#### Task:
Count every line where "BALANCE" shows up, and give that number only.

#### Raw records:
_ _ _ _ _ _ _
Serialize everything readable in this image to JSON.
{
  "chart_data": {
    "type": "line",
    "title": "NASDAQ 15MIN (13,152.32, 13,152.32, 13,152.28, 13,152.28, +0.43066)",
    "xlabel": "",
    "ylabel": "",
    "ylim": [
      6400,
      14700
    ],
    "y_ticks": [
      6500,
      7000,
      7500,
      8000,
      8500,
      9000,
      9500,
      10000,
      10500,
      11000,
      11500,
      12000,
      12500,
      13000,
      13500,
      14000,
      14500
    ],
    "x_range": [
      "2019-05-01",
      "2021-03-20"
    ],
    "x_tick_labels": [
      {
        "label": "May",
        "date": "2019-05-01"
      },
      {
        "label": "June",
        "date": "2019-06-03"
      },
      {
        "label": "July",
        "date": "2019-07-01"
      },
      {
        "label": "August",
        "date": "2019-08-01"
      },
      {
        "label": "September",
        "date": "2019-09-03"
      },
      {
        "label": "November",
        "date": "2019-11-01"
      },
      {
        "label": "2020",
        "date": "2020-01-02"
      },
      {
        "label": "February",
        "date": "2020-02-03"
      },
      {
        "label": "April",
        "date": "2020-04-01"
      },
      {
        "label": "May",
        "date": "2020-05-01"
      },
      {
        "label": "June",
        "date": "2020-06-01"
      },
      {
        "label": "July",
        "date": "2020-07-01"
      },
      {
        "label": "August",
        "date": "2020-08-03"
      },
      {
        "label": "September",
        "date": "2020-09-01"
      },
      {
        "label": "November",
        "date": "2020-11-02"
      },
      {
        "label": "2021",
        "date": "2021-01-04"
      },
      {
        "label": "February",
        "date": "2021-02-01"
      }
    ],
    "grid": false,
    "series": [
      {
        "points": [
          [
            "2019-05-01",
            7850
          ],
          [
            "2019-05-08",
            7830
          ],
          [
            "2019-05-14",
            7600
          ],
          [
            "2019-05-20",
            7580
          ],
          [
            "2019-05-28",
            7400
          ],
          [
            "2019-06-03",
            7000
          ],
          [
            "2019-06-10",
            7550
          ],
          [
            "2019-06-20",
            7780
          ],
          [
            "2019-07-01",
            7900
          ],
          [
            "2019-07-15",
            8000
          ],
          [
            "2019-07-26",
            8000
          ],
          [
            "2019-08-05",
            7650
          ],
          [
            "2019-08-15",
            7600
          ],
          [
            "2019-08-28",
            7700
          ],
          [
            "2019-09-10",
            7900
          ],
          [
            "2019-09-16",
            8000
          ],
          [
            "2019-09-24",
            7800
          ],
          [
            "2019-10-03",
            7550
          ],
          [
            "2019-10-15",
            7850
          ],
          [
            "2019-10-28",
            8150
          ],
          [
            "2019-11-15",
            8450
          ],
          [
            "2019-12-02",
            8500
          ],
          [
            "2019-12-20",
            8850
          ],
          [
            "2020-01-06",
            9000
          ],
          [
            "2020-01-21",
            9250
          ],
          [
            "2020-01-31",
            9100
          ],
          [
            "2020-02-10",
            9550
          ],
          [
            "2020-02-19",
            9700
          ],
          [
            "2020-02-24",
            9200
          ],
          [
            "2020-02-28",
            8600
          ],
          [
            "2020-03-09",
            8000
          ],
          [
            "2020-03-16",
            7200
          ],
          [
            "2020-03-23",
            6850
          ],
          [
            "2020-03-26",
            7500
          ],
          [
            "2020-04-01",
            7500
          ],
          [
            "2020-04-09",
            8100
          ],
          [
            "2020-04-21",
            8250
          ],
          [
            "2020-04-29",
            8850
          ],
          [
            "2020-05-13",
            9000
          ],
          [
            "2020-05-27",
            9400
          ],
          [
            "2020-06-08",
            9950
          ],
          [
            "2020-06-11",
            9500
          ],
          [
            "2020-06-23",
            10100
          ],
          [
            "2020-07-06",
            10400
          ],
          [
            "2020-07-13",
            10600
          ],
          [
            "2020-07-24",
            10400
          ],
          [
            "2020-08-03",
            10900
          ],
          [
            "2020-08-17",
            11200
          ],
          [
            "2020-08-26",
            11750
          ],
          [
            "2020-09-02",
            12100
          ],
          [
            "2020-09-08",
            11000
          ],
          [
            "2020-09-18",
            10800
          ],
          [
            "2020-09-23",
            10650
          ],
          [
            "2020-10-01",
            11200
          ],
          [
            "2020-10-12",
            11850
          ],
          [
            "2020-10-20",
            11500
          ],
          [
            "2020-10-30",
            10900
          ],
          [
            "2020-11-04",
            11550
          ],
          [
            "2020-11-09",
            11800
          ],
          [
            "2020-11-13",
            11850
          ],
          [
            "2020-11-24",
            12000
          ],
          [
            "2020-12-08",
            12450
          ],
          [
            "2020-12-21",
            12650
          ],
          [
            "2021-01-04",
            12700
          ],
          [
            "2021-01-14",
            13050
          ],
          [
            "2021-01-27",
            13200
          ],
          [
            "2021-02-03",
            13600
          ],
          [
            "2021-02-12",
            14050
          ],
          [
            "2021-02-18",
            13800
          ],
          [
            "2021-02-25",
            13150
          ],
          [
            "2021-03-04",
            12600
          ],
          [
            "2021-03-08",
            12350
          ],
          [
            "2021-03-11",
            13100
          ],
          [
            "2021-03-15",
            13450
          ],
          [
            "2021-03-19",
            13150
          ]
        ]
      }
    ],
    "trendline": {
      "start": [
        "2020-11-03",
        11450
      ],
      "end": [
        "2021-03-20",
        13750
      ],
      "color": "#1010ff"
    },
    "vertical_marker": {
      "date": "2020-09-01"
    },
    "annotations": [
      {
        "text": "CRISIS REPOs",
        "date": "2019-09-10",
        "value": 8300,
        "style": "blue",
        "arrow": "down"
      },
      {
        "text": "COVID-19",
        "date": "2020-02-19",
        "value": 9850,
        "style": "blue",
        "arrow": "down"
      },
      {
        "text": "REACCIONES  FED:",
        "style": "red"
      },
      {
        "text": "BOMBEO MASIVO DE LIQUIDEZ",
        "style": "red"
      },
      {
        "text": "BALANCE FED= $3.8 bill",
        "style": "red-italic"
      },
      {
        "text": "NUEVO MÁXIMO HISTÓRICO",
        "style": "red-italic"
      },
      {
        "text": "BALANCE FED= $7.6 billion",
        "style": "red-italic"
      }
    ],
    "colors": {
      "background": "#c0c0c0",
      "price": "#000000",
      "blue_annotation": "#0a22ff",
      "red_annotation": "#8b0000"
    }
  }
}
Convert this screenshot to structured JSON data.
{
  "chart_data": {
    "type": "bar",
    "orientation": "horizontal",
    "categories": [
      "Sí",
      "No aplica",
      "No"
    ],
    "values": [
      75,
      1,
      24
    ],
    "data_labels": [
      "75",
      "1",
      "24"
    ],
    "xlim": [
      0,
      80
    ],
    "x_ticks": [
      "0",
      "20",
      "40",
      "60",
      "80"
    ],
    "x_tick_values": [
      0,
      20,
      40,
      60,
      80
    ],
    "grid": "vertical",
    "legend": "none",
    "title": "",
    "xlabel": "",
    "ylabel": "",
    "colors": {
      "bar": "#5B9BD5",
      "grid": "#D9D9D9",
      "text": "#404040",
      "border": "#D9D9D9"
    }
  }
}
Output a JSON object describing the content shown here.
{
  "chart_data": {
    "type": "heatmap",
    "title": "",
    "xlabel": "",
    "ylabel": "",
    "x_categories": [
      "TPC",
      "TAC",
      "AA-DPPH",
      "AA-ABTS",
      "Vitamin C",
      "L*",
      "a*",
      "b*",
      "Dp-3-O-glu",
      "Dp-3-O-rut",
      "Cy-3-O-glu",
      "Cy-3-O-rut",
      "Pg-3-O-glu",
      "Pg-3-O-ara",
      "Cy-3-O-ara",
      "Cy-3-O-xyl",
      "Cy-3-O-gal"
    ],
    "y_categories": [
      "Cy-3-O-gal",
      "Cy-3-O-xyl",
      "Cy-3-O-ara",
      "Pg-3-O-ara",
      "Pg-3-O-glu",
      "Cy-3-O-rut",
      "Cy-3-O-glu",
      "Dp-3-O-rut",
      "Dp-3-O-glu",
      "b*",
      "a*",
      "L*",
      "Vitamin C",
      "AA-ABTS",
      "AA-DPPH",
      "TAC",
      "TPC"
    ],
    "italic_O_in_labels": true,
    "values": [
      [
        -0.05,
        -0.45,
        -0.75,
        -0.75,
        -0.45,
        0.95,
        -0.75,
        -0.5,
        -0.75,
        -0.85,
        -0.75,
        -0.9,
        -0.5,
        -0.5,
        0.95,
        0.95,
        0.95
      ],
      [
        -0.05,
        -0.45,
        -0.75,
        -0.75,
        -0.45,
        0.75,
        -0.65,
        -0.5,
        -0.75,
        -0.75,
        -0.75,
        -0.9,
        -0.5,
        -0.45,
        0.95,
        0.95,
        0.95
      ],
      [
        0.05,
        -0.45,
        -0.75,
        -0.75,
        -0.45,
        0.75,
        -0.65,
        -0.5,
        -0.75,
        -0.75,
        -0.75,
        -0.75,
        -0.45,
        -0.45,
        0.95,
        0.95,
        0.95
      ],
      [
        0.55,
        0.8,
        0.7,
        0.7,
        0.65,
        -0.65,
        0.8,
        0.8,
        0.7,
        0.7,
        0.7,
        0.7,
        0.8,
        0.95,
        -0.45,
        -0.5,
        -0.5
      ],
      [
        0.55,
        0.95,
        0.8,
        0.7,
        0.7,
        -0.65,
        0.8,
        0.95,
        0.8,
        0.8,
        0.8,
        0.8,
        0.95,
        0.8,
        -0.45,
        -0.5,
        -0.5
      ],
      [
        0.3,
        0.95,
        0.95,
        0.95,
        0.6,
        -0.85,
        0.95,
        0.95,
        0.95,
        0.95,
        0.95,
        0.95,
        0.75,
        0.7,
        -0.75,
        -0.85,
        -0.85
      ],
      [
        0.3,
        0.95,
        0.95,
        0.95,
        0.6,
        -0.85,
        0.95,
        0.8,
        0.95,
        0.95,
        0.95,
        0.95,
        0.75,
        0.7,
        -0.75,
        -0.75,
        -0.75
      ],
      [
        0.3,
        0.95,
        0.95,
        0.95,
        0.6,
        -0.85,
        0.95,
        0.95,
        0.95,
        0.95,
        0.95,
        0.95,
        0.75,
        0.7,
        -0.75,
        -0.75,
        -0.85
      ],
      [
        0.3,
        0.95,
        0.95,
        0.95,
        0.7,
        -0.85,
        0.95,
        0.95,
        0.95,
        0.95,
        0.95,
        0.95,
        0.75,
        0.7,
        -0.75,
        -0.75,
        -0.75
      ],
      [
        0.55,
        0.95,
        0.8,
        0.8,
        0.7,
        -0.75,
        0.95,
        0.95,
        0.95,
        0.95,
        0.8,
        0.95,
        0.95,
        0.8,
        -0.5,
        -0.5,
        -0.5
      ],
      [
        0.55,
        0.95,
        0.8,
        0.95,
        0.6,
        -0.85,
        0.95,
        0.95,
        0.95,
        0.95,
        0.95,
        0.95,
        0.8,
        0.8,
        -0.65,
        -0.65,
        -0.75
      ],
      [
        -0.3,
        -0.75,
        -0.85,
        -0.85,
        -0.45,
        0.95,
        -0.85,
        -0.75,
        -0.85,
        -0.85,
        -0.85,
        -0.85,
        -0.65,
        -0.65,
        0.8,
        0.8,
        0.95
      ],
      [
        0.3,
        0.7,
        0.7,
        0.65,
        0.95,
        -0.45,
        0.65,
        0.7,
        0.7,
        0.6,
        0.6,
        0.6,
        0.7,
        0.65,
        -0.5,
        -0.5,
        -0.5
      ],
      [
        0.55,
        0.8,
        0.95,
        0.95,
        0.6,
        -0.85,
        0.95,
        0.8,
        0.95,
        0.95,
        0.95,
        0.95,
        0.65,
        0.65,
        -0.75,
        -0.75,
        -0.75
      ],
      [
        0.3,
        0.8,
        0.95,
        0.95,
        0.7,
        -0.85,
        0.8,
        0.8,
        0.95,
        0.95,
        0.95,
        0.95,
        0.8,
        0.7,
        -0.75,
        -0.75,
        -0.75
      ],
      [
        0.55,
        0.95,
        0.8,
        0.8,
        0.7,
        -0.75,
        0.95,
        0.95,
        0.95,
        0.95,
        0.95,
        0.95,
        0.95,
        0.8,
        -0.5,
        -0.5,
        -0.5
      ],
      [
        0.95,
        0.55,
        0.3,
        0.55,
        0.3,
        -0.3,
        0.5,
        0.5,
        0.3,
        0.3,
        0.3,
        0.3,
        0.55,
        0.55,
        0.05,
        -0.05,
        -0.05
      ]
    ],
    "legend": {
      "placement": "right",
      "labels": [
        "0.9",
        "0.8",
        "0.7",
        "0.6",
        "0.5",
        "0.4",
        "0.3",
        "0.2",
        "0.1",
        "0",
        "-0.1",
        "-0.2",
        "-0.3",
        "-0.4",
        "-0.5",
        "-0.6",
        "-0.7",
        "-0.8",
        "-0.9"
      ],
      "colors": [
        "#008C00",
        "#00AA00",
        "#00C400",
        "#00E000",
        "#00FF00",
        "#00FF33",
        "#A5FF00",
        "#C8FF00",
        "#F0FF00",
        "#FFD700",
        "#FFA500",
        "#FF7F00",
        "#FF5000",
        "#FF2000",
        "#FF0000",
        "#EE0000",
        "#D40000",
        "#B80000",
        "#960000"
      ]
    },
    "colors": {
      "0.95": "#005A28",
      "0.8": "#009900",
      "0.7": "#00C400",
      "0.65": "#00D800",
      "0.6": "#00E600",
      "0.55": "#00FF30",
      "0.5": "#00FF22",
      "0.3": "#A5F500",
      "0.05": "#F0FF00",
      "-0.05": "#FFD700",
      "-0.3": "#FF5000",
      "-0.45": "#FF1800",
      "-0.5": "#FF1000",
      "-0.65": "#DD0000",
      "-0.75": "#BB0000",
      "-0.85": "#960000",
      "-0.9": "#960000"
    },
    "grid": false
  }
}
_ _ _ _ _ _ _
#### Exercise answer:
2